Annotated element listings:
++++++++

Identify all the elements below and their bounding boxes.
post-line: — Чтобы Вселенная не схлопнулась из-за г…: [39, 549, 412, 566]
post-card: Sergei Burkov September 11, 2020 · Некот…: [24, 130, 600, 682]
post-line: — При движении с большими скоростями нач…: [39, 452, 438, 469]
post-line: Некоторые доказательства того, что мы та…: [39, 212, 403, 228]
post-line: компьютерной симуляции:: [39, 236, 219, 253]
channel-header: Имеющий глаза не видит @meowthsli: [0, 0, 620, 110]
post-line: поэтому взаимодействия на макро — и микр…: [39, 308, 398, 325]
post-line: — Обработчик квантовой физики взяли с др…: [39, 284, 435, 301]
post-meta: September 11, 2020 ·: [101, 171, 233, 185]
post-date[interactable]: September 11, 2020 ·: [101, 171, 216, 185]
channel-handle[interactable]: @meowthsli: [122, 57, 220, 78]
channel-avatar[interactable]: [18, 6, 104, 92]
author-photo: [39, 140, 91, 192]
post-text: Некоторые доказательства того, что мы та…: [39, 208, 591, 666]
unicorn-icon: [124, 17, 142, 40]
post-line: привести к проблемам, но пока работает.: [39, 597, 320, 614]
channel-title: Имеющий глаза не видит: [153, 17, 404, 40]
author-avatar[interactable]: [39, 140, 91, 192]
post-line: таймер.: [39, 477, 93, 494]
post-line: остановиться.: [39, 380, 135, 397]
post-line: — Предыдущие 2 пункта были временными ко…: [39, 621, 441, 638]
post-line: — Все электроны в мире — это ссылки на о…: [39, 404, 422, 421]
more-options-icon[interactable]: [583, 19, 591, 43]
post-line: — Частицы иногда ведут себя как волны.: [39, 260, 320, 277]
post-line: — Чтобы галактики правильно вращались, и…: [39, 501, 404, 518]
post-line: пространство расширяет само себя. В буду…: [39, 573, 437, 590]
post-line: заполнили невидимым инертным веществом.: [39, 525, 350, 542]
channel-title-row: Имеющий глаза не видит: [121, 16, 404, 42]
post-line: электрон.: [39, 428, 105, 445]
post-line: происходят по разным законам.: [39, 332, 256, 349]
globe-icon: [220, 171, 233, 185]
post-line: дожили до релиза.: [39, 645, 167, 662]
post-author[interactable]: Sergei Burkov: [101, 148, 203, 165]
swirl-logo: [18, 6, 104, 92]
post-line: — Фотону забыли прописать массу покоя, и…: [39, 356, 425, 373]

++++++++

Description of the task: Update the lines from the first one through the line containing "post-line: — При", swapping "post-line" for "text-line" and leaving everything else unchanged.

The completed task:
Identify all the elements below and their bounding boxes.
text-line: — Чтобы Вселенная не схлопнулась из-за г…: [39, 549, 412, 566]
post-card: Sergei Burkov September 11, 2020 · Некот…: [24, 130, 600, 682]
text-line: — При движении с большими скоростями нач…: [39, 452, 438, 469]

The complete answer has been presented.